» **GIVEN ENTRIES**
>> Begin

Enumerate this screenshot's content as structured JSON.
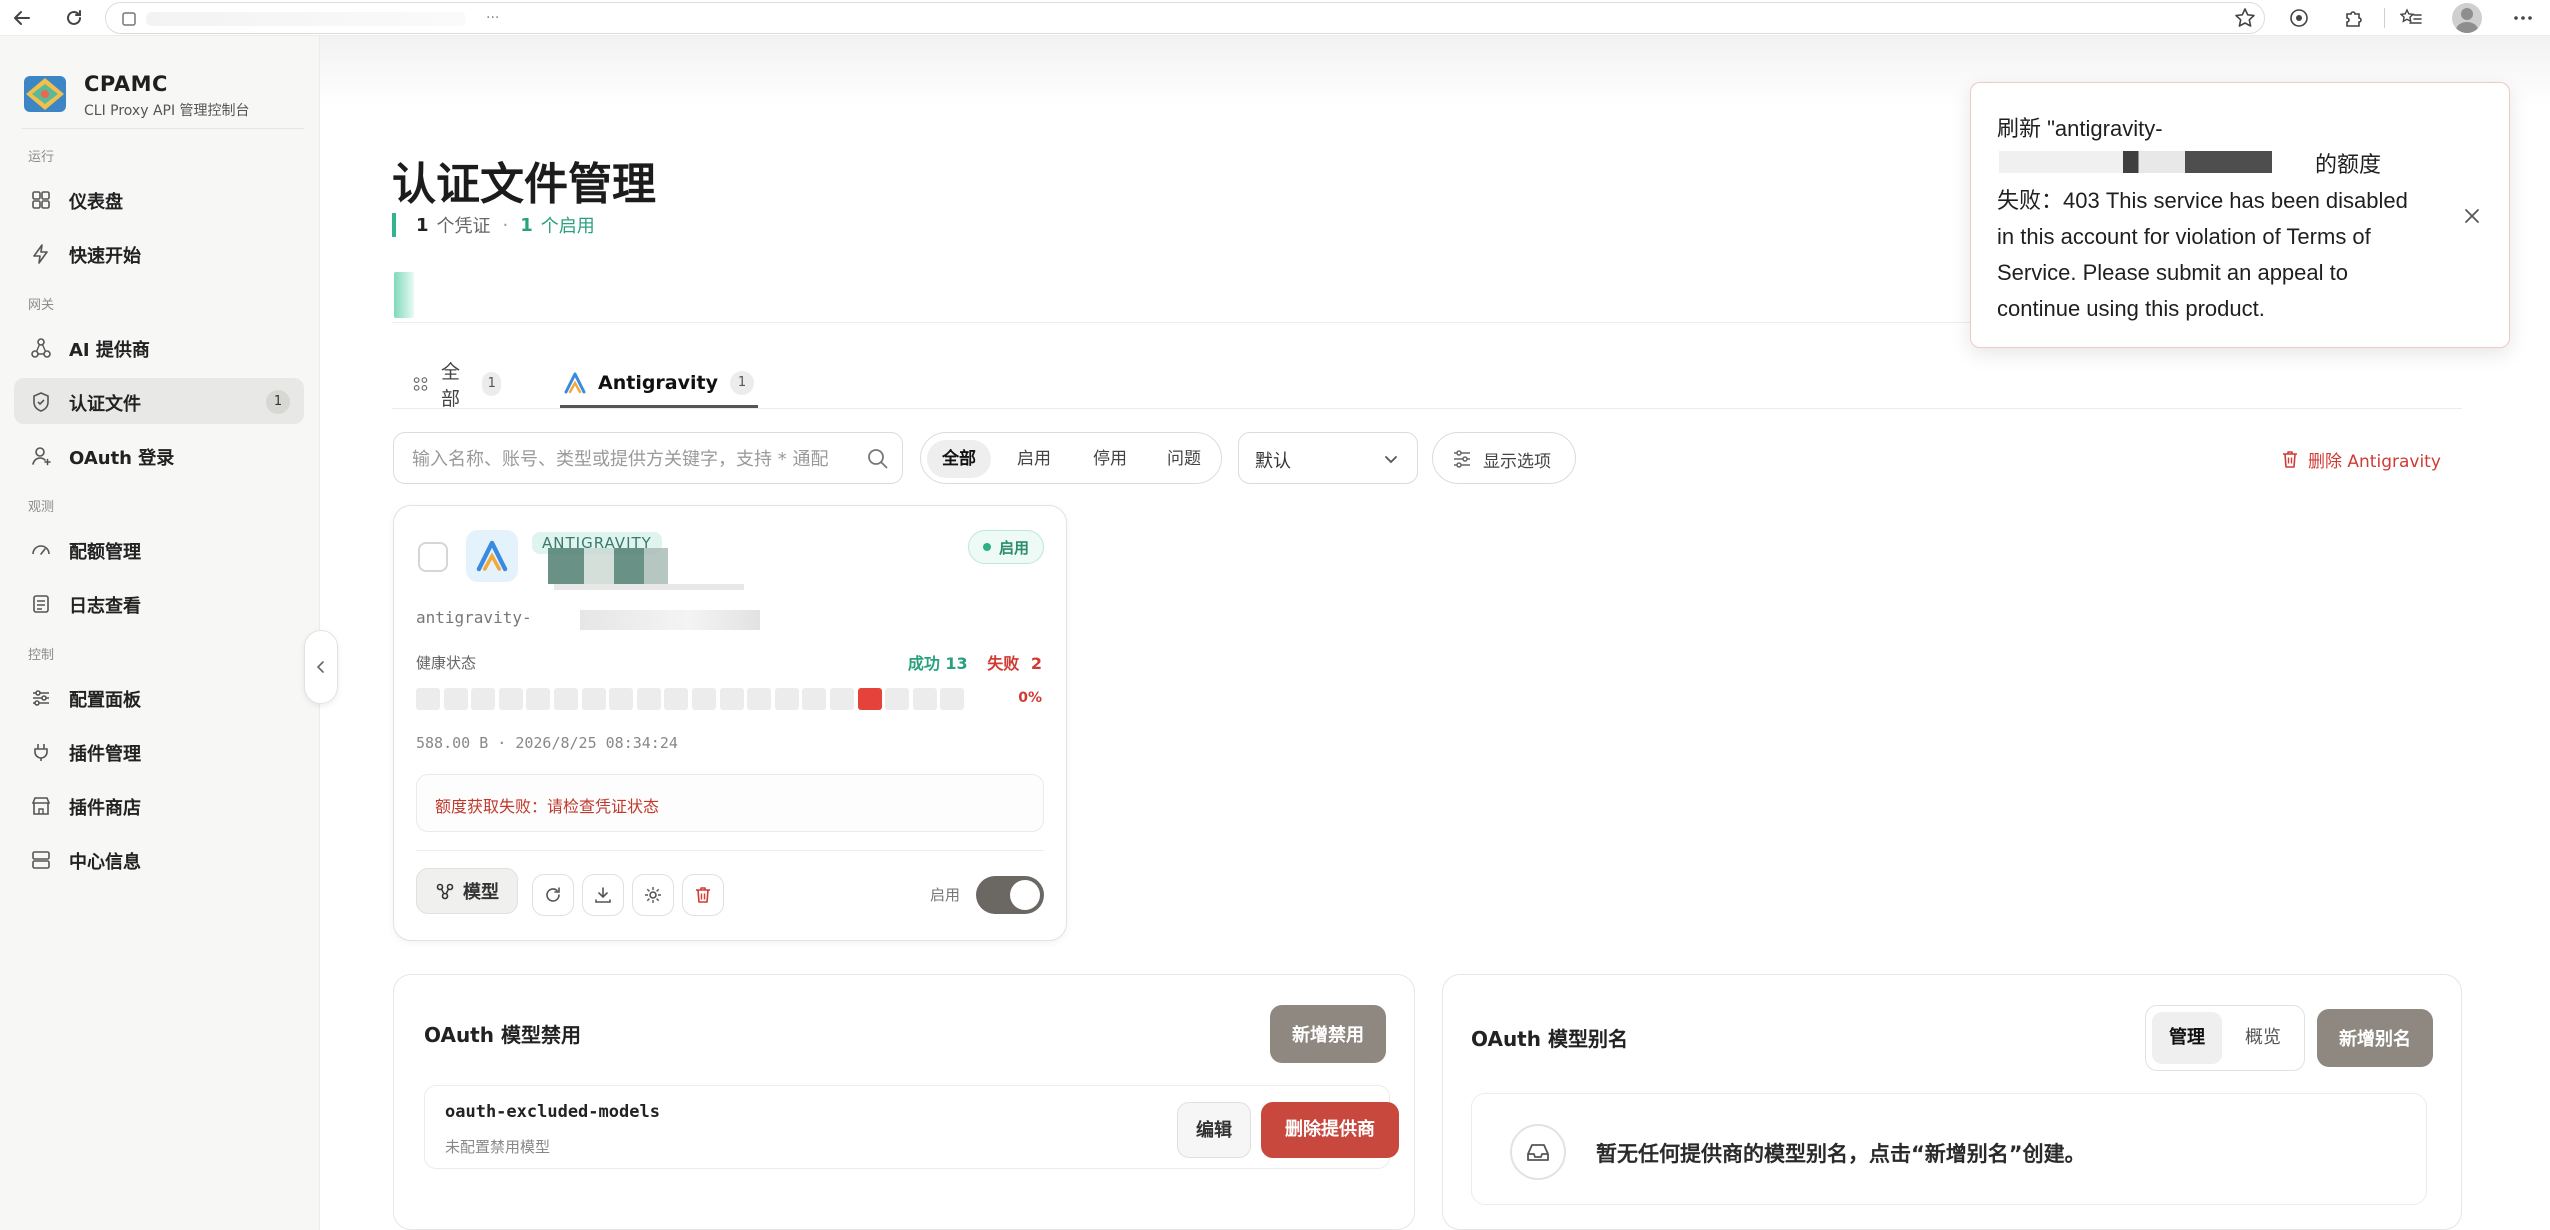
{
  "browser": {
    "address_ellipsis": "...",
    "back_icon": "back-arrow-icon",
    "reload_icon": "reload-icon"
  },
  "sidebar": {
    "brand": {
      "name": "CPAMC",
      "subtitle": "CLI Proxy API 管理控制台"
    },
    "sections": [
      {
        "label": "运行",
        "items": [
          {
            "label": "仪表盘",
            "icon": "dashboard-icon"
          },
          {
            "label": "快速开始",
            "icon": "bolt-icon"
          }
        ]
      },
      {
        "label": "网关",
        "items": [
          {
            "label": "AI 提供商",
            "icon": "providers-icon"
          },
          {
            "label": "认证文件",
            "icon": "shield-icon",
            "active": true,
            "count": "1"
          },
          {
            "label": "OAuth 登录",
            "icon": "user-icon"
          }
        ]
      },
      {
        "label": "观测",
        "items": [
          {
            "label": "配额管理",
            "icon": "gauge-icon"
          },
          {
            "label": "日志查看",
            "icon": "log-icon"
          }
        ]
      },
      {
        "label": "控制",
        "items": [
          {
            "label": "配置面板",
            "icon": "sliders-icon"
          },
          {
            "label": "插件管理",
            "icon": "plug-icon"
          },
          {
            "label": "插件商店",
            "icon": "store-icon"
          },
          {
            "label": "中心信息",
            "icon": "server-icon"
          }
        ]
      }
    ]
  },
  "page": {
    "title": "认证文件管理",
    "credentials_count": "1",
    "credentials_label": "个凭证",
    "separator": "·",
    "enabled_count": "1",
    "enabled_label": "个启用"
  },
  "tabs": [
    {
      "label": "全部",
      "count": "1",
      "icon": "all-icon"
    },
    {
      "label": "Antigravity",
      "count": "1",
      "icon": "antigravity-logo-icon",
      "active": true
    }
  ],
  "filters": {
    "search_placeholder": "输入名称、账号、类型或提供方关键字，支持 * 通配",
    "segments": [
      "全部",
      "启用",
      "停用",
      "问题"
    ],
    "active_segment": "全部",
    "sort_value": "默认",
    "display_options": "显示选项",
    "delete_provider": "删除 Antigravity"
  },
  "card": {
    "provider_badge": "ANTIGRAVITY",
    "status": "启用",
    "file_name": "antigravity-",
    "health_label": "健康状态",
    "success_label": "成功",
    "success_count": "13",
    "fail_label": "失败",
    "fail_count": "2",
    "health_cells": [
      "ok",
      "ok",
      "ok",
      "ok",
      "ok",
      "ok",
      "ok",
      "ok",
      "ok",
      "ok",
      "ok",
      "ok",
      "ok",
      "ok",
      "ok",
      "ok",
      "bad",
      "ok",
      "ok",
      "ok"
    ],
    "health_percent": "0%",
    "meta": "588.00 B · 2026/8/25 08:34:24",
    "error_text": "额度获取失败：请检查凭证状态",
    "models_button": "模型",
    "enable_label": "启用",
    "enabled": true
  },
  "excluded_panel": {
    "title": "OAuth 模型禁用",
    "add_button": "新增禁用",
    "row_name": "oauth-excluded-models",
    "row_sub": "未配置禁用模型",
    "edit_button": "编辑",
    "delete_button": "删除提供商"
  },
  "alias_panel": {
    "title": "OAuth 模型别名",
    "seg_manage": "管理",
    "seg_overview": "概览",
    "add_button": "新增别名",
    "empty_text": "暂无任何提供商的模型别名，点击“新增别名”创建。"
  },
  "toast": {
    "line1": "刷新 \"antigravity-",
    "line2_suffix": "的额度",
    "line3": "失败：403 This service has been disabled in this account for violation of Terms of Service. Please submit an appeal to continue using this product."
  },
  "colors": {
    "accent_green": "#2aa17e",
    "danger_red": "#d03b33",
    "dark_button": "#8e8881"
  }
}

>> End
>> Begin

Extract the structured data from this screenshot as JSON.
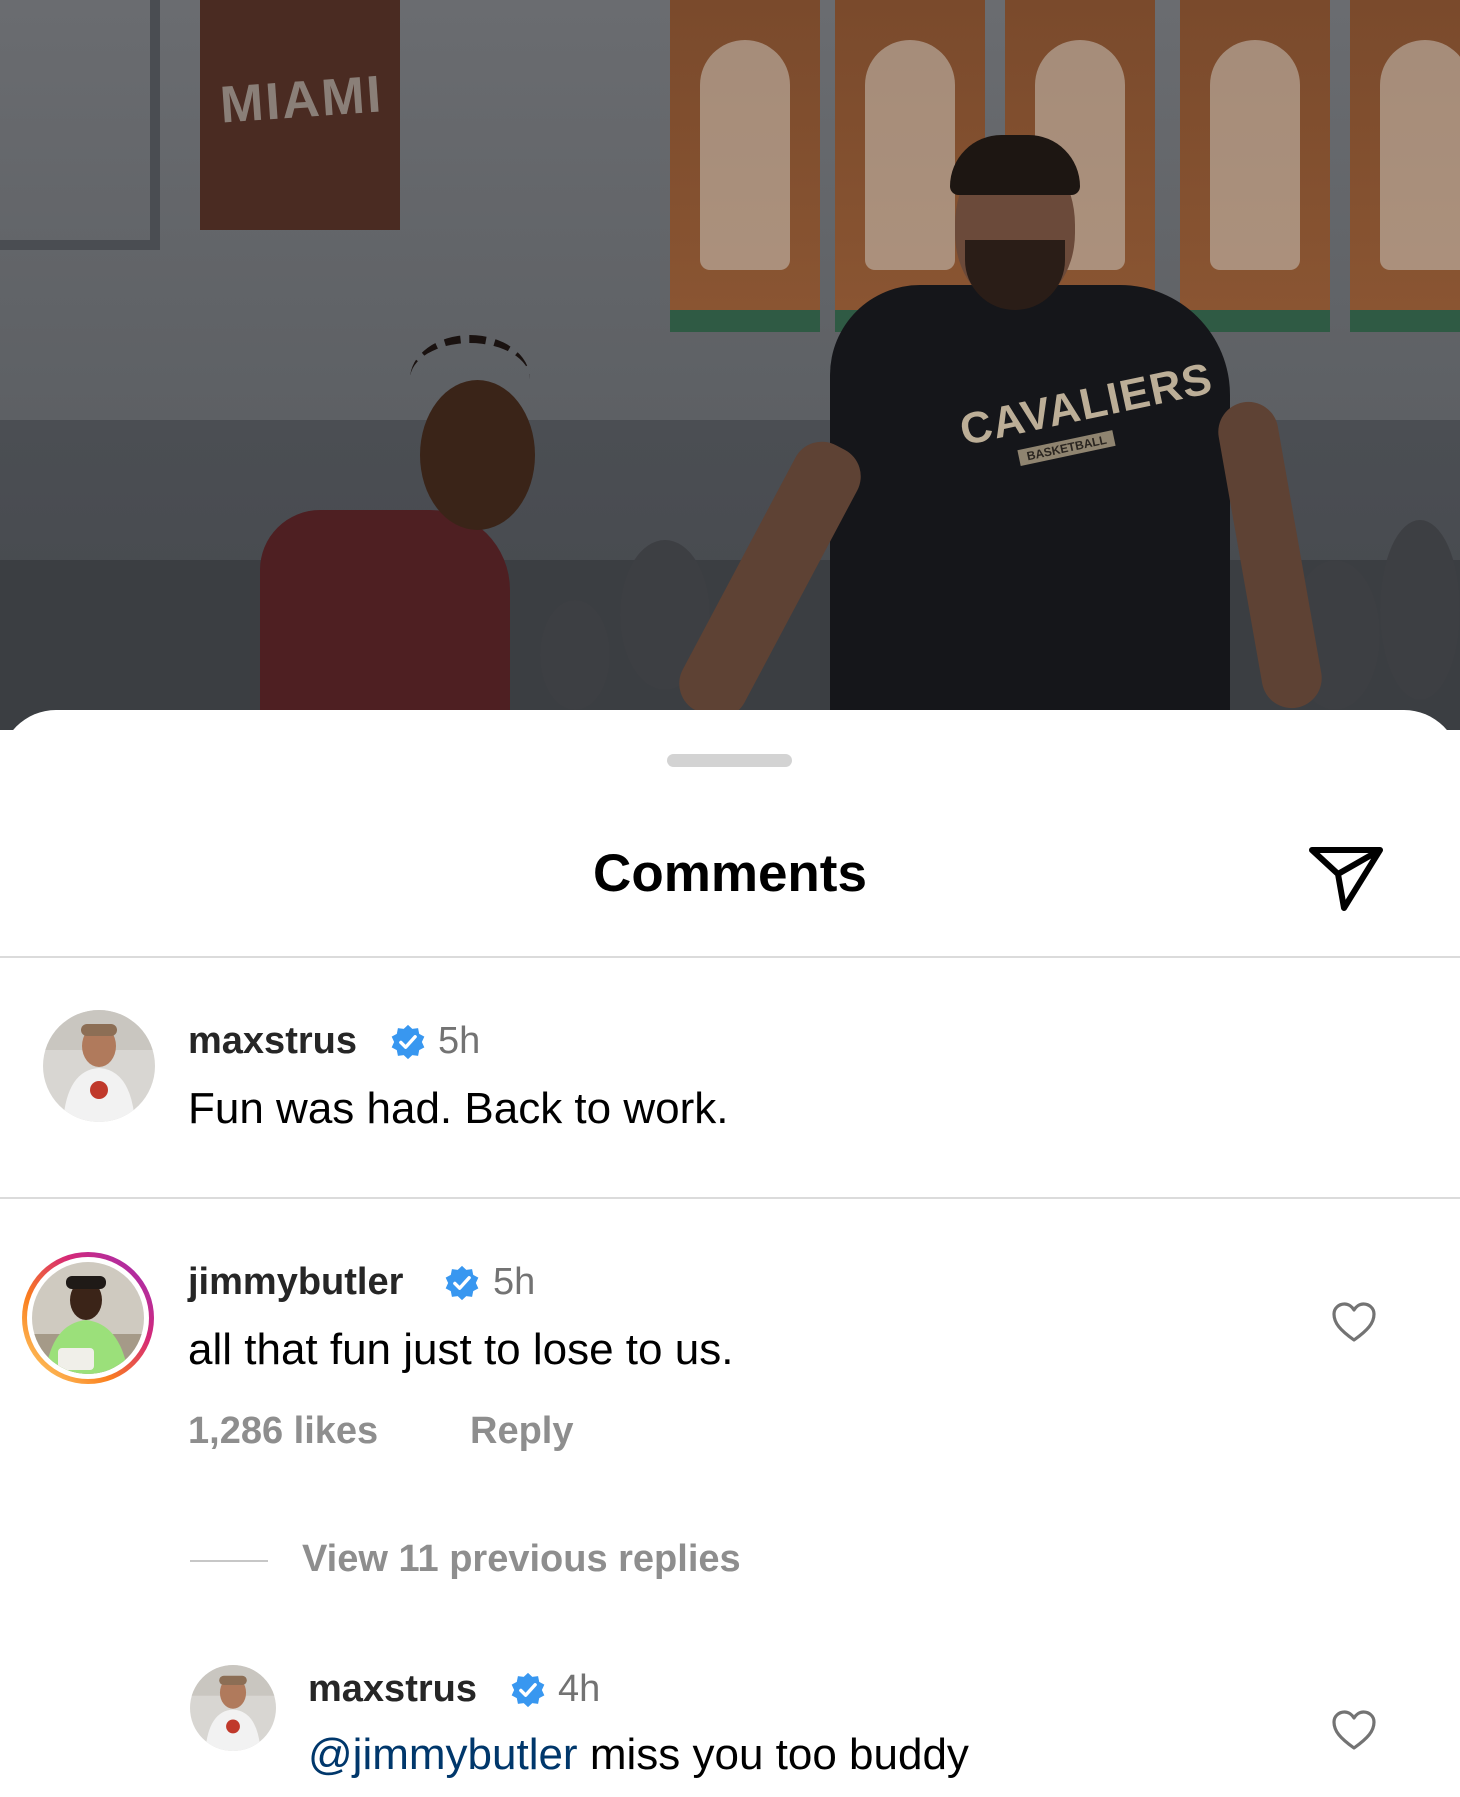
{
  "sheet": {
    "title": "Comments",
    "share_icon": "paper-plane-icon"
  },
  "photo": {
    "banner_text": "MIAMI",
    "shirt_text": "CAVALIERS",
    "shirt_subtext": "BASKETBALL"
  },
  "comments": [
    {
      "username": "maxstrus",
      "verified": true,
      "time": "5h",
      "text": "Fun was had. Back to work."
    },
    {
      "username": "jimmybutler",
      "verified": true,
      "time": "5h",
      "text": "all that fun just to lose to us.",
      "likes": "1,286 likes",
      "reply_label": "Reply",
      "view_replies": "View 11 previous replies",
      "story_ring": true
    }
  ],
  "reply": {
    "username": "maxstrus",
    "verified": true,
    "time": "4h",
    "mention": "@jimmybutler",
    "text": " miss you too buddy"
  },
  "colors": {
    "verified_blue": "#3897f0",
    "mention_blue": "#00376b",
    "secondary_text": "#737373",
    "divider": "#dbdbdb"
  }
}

>> End

» **WRITTEN PROBLEM**
Review the preceding data and report every line that includes the string "structured".

» **ANSWER FOR THE TASK**
Enumerate this screenshot's content as structured JSON.
Extract the structured data from this screenshot as JSON.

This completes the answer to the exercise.